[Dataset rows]

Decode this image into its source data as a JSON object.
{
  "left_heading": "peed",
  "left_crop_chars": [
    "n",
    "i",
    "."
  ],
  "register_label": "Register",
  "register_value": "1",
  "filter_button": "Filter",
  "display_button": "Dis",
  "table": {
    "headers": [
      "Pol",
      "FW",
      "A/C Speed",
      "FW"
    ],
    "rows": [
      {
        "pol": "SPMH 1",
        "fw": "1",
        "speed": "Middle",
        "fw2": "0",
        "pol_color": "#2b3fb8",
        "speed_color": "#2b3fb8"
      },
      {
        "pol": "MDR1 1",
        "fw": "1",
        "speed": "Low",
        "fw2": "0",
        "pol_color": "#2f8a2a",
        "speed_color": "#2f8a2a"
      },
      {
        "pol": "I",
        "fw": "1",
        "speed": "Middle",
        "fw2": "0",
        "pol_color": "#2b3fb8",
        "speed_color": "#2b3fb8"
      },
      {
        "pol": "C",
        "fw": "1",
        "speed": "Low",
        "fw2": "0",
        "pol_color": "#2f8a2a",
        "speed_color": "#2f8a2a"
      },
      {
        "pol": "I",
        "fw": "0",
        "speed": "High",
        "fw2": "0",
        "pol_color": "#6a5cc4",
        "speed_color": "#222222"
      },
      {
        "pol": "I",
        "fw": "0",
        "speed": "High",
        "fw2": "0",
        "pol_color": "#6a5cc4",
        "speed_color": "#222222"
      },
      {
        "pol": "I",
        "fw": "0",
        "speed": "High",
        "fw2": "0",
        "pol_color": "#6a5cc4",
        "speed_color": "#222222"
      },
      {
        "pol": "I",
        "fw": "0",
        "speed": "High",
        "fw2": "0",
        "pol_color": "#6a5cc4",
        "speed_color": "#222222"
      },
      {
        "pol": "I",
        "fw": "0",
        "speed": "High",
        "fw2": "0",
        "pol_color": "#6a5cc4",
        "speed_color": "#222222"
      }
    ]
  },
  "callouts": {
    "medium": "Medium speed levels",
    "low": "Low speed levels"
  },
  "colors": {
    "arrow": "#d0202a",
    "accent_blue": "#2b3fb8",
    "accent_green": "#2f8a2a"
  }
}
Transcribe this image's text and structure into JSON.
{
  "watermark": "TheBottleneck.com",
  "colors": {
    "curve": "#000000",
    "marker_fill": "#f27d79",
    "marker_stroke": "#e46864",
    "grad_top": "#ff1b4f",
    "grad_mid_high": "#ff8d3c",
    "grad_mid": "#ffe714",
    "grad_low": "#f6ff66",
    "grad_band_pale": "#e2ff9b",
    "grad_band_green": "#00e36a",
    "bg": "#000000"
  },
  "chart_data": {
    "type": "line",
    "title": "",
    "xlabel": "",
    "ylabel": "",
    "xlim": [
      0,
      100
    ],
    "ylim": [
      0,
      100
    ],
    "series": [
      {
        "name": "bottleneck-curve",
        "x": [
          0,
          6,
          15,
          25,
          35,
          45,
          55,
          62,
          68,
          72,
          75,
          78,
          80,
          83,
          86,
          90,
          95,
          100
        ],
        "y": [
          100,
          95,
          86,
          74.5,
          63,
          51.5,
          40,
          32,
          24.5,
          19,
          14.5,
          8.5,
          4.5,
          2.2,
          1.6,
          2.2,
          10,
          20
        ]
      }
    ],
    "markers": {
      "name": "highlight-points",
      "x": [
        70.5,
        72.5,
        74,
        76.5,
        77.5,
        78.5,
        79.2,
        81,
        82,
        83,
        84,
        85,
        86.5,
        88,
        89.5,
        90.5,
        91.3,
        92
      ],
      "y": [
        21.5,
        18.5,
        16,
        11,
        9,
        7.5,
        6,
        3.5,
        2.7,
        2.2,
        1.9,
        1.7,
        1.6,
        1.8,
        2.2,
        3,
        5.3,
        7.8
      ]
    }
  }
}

* [Exercise directions]:
Say how many lines of the data hold the string "levels". Reply with the number alone.

* [Complete output]:
2